(Data entries)
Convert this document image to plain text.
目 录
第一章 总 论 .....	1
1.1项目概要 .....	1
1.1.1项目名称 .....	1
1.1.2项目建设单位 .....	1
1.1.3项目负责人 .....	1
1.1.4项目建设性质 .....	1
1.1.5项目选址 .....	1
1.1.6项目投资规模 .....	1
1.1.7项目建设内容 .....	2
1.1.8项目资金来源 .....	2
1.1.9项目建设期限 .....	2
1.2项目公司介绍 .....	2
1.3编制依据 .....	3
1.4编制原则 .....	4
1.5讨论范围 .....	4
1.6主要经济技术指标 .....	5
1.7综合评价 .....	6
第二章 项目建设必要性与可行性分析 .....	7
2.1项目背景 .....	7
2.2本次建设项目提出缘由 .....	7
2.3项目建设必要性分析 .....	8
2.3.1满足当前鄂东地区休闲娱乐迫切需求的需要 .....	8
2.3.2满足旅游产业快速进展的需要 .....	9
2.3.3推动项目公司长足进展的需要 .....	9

==

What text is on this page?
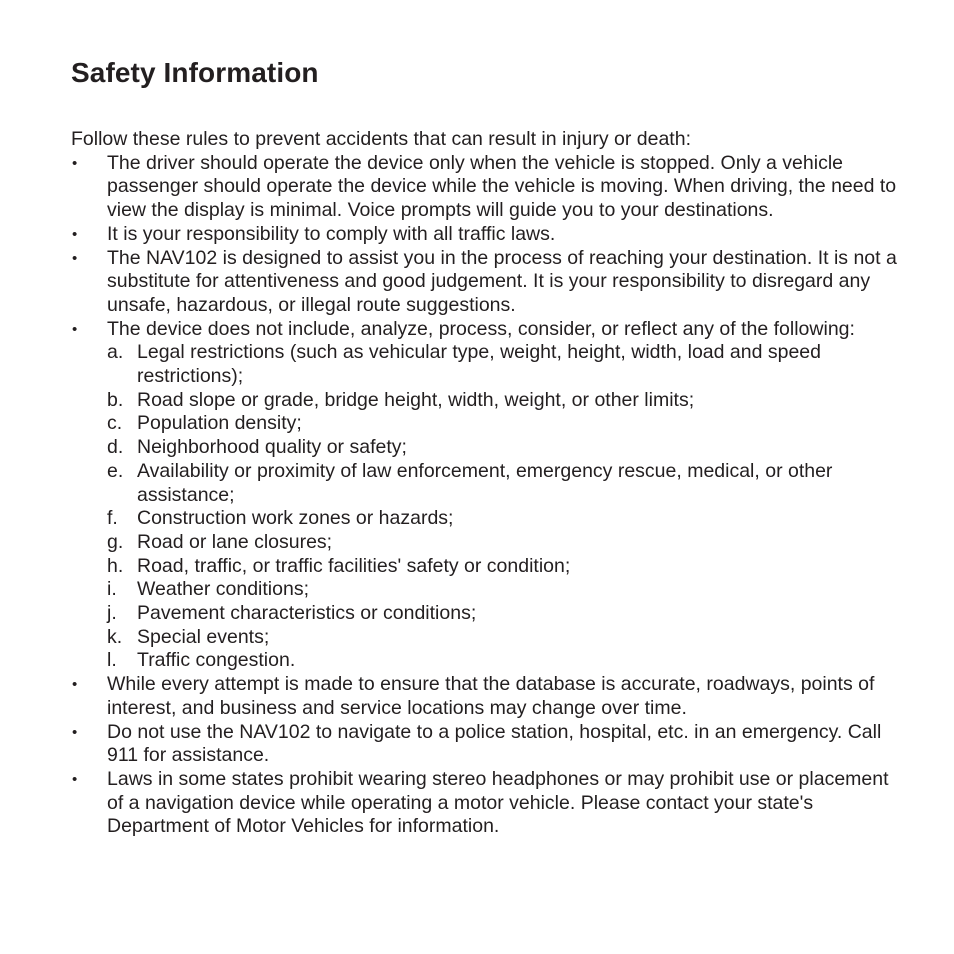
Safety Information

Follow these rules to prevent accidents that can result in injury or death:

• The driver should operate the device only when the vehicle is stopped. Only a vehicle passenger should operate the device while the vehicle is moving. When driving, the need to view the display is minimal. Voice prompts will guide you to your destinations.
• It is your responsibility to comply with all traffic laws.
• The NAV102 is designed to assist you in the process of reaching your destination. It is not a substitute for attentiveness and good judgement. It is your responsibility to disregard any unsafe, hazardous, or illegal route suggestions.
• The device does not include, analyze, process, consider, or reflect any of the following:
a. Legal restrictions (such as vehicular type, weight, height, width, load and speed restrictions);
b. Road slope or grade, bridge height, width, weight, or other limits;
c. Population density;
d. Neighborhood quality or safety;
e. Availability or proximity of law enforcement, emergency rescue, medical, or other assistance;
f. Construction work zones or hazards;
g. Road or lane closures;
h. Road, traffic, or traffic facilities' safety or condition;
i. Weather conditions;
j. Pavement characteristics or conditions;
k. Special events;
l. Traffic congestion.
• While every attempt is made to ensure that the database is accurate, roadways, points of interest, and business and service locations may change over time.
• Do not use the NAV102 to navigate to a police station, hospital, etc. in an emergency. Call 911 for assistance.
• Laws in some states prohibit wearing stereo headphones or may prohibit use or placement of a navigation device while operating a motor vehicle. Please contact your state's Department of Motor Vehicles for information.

• _WHAT IS REQUIRED_
Extract all lines of the records above that include "responsibility".

• _COMPLETE OUTPUT_
• It is your responsibility to comply with all traffic laws.
• The NAV102 is designed to assist you in the process of reaching your destination. It is not a substitute for attentiveness and good judgement. It is your responsibility to disregard any unsafe, hazardous, or illegal route suggestions.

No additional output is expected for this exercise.